EXERCISE OBJECTIVE:
In the material below, find every line with "Главная" and pull it out.

** START DATASET RECORDS **

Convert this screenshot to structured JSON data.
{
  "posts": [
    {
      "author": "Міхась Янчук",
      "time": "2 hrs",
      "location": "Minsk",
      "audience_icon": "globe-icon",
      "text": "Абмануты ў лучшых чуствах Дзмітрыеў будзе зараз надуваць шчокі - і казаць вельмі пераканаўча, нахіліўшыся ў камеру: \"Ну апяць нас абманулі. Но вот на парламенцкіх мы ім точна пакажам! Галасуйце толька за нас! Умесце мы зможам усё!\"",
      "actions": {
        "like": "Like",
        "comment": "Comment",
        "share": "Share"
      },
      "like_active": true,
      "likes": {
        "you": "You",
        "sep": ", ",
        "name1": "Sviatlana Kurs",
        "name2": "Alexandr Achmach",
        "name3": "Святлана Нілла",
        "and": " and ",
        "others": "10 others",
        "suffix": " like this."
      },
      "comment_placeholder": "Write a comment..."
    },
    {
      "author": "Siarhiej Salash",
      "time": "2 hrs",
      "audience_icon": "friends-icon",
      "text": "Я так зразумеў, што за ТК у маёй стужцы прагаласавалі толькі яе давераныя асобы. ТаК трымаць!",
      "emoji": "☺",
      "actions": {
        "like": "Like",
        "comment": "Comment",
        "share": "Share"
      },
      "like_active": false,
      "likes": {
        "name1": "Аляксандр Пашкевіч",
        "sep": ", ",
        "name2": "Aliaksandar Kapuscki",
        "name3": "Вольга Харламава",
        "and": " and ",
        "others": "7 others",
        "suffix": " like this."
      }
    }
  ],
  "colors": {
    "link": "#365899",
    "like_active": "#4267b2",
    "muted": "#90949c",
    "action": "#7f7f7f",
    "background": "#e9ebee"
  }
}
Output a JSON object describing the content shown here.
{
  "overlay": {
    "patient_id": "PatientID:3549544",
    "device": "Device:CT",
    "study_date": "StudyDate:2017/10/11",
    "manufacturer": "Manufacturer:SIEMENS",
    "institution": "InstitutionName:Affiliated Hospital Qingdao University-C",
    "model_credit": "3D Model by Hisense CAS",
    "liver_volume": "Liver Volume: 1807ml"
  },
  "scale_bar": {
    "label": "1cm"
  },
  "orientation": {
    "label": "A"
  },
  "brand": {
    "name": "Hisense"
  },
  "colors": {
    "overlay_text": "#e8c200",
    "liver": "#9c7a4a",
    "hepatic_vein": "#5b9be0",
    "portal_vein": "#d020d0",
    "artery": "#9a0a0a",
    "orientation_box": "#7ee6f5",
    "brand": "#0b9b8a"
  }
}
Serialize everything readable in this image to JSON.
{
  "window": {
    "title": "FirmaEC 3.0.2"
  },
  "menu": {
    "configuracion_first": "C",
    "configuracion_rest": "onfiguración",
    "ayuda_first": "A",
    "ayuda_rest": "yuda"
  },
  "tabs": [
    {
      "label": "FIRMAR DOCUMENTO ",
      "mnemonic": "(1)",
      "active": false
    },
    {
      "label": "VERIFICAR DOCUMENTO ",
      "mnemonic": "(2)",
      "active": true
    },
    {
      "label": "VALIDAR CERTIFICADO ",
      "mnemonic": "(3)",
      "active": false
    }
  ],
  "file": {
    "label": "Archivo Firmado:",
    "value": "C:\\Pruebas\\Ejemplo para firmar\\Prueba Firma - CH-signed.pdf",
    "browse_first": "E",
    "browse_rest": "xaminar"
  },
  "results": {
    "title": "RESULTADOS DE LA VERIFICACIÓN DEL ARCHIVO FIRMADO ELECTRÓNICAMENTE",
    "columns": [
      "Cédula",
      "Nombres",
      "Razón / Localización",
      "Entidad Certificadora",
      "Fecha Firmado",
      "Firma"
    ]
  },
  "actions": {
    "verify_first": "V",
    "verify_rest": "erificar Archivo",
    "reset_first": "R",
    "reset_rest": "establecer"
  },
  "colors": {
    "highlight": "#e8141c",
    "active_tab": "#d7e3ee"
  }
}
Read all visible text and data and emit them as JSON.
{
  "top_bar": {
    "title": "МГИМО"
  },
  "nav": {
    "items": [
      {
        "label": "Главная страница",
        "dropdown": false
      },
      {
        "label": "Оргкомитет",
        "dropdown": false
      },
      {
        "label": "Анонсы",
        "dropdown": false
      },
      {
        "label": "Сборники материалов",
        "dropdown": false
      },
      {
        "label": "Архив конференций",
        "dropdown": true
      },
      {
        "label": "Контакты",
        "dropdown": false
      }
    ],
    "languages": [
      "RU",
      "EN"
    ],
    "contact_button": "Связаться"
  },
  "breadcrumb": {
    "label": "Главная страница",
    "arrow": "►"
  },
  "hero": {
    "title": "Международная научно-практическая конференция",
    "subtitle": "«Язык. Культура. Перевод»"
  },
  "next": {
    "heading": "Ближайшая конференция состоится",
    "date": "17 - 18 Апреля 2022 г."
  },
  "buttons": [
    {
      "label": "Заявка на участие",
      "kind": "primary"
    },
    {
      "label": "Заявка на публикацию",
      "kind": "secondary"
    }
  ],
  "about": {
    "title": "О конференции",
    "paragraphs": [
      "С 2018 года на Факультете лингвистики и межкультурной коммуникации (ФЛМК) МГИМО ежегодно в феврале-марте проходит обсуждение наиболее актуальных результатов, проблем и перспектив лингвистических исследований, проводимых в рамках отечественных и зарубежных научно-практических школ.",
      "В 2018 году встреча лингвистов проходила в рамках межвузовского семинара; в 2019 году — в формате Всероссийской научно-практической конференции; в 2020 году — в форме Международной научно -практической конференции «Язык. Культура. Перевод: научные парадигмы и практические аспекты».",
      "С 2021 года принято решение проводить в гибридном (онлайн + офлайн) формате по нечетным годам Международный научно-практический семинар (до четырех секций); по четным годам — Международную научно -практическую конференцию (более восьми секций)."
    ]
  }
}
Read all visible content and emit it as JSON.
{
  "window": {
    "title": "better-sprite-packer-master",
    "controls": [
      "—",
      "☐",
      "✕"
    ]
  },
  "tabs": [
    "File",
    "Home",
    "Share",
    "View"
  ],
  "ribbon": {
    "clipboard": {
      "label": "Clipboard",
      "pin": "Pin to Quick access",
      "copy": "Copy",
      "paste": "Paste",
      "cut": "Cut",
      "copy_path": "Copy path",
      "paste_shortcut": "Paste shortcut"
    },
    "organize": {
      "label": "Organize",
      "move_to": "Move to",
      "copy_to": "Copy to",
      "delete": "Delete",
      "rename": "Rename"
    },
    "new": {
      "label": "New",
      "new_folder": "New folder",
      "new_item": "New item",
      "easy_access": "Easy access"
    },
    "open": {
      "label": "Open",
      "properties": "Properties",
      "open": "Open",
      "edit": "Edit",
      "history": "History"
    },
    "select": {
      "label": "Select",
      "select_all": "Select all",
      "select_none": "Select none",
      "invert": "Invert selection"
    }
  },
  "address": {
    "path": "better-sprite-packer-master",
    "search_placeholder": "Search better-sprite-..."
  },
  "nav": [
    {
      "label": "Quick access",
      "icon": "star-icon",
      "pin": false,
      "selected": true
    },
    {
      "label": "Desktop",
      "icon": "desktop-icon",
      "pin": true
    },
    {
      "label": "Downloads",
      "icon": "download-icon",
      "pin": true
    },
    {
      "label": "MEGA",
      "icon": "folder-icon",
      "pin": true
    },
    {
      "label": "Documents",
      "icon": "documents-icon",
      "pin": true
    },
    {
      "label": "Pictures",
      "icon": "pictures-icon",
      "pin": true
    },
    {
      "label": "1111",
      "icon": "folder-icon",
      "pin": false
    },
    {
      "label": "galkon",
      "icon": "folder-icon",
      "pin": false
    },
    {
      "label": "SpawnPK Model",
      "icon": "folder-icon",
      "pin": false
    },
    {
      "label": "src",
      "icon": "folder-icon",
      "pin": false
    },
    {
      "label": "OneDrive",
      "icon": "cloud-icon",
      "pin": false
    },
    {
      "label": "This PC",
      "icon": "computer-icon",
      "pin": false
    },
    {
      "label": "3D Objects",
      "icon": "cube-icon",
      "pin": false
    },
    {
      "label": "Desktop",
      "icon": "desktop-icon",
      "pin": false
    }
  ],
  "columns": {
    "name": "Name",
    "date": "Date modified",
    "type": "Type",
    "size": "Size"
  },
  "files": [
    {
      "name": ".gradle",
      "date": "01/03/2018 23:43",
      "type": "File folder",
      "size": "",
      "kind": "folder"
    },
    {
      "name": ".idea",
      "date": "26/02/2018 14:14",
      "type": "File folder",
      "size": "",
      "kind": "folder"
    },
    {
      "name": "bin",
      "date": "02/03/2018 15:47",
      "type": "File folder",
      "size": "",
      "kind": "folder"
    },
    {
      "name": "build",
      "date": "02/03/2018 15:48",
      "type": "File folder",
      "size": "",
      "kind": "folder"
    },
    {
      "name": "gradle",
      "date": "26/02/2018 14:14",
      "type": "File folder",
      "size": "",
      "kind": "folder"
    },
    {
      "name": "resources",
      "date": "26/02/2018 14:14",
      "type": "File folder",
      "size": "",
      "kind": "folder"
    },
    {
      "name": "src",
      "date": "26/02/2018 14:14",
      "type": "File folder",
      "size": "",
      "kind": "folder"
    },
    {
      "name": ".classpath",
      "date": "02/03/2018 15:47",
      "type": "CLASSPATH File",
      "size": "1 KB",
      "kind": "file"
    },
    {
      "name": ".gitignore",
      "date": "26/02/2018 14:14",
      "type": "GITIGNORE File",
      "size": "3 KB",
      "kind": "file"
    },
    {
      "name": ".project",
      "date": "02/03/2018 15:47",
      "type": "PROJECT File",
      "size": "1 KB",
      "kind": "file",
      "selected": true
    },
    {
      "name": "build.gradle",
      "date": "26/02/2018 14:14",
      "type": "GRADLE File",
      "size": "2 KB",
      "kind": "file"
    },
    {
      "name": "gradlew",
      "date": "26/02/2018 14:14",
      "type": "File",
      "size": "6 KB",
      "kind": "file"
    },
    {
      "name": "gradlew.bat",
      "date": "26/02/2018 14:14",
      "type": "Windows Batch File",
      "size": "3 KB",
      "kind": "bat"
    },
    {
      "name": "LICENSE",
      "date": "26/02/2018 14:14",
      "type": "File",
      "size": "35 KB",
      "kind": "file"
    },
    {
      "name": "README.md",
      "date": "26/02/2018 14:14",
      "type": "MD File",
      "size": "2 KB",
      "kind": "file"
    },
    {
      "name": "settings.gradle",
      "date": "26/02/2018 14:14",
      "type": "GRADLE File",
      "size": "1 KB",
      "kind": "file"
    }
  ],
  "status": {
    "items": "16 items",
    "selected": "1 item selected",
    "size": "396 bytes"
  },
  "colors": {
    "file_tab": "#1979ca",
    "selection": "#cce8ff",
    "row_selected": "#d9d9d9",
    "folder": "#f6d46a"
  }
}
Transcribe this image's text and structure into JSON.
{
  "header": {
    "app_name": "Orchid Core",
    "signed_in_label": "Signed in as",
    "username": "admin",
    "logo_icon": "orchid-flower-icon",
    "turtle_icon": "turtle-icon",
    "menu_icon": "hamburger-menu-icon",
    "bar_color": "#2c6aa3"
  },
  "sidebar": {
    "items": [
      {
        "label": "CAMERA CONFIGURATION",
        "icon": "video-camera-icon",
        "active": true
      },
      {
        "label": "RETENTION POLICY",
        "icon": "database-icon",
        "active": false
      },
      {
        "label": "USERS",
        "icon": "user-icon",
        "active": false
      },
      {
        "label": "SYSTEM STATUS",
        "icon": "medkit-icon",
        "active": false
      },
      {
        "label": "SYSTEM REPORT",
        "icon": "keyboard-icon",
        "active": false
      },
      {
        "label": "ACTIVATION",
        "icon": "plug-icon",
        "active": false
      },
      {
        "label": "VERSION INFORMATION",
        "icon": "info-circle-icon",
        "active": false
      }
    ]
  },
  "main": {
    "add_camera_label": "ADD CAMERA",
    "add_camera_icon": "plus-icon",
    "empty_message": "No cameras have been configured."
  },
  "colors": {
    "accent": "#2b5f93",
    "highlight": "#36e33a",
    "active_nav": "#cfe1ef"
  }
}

** END DATASET RECORDS **

PROBLEM SOLUTION:
        "label": "Главная страница",
    "label": "Главная страница",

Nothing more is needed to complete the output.